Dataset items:

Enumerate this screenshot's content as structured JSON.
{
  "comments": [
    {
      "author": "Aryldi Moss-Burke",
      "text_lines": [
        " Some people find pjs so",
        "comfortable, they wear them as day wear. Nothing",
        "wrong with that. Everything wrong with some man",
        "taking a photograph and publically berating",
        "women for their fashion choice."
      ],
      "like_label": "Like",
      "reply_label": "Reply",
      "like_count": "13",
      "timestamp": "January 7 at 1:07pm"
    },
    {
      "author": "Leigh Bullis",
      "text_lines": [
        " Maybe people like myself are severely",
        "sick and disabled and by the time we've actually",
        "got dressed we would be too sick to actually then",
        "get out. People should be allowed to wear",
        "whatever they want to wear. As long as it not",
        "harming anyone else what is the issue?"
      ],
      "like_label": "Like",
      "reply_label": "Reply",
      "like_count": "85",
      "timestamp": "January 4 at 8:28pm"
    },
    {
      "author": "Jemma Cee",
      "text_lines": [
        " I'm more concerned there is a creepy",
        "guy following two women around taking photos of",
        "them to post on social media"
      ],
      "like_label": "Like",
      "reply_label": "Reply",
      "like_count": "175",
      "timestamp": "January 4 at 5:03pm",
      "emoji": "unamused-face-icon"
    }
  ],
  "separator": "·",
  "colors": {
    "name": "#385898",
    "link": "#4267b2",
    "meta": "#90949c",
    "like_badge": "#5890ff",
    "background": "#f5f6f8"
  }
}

### Directions
Go through the material above line by line and copy it exactly.

### Answer for the task
Enumerate this screenshot's content as structured JSON.
{
  "comments": [
    {
      "author": "Aryldi Moss-Burke",
      "text_lines": [
        " Some people find pjs so",
        "comfortable, they wear them as day wear. Nothing",
        "wrong with that. Everything wrong with some man",
        "taking a photograph and publically berating",
        "women for their fashion choice."
      ],
      "like_label": "Like",
      "reply_label": "Reply",
      "like_count": "13",
      "timestamp": "January 7 at 1:07pm"
    },
    {
      "author": "Leigh Bullis",
      "text_lines": [
        " Maybe people like myself are severely",
        "sick and disabled and by the time we've actually",
        "got dressed we would be too sick to actually then",
        "get out. People should be allowed to wear",
        "whatever they want to wear. As long as it not",
        "harming anyone else what is the issue?"
      ],
      "like_label": "Like",
      "reply_label": "Reply",
      "like_count": "85",
      "timestamp": "January 4 at 8:28pm"
    },
    {
      "author": "Jemma Cee",
      "text_lines": [
        " I'm more concerned there is a creepy",
        "guy following two women around taking photos of",
        "them to post on social media"
      ],
      "like_label": "Like",
      "reply_label": "Reply",
      "like_count": "175",
      "timestamp": "January 4 at 5:03pm",
      "emoji": "unamused-face-icon"
    }
  ],
  "separator": "·",
  "colors": {
    "name": "#385898",
    "link": "#4267b2",
    "meta": "#90949c",
    "like_badge": "#5890ff",
    "background": "#f5f6f8"
  }
}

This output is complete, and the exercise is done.